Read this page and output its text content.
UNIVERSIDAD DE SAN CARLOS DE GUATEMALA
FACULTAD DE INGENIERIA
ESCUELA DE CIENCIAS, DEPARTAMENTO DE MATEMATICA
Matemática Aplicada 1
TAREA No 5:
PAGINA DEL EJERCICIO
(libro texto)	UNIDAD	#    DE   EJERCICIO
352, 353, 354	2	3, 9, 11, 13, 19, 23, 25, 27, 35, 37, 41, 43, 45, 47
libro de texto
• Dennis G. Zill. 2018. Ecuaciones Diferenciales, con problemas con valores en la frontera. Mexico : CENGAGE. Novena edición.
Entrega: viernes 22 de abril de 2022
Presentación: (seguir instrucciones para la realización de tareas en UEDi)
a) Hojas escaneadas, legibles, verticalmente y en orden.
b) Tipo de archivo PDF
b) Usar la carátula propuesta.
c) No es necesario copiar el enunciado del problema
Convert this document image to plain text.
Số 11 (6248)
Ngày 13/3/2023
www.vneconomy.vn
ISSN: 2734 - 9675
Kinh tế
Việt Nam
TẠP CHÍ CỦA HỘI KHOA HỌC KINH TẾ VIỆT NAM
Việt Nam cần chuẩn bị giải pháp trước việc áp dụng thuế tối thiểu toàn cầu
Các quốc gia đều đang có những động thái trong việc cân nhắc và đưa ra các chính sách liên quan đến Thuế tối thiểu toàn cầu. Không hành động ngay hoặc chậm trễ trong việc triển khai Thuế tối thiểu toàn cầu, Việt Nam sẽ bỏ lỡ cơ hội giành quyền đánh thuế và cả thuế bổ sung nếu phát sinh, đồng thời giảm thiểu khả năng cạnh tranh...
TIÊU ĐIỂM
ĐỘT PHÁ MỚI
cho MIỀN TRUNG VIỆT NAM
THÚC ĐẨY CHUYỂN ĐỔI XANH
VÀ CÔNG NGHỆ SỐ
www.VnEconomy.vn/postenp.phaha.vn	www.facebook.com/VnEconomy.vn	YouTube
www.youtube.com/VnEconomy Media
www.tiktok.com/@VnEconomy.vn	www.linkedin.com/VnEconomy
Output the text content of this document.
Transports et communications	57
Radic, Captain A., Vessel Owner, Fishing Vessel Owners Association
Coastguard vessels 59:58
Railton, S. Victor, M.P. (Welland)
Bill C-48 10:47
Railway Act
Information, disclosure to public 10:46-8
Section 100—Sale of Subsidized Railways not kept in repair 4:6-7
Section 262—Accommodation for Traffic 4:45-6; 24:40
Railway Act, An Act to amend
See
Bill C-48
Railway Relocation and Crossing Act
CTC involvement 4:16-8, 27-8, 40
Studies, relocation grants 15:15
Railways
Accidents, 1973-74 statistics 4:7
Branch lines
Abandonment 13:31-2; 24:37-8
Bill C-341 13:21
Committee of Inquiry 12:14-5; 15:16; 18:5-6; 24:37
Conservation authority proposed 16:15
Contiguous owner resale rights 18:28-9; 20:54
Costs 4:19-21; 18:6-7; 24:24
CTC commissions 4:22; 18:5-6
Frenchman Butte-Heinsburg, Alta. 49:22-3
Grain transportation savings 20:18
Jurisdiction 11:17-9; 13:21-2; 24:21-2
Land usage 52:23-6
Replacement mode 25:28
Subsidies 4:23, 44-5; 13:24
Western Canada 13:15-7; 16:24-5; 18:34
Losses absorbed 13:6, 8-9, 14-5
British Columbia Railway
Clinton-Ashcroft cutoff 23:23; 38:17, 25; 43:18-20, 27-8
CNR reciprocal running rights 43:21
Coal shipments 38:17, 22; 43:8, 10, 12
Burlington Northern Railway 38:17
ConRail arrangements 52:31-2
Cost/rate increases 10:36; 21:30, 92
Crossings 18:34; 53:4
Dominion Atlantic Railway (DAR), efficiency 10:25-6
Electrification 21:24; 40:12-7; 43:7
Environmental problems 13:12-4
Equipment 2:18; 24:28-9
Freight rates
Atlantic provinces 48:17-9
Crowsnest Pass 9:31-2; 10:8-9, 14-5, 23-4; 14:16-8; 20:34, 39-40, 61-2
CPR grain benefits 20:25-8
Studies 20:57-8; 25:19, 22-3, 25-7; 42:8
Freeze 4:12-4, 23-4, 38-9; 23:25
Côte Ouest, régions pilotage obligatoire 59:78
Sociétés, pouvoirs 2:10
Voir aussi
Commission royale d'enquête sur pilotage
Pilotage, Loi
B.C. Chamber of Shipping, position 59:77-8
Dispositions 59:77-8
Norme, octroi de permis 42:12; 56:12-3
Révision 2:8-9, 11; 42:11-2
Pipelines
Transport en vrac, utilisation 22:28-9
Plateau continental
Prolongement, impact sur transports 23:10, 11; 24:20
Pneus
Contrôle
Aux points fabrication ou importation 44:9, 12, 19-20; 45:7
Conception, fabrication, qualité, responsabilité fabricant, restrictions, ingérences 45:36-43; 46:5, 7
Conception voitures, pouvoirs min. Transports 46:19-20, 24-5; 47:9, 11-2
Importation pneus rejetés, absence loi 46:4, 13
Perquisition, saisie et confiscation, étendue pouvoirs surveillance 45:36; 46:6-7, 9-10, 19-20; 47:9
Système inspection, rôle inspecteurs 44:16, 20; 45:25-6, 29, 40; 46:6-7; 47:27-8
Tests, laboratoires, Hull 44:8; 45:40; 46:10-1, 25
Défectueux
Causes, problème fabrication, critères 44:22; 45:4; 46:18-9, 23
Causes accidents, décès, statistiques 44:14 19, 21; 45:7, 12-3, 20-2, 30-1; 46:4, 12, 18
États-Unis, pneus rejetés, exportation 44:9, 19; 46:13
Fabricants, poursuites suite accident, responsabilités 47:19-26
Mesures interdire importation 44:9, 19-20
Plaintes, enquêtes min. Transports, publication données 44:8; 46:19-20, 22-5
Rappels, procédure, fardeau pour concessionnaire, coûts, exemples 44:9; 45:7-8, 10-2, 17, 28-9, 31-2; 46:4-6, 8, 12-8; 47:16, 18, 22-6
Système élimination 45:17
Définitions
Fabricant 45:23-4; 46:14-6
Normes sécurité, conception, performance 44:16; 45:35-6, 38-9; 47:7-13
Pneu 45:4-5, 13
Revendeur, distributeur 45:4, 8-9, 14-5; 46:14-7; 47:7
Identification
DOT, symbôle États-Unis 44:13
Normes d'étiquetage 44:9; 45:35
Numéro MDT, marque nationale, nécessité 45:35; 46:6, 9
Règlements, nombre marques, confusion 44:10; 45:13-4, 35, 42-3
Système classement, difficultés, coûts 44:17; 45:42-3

▶ **SHORT PROBLEM**
How many of the lines in the listing above hold the word "Causes"? Report only that figure.

▶ **WRITTEN REPLY**
2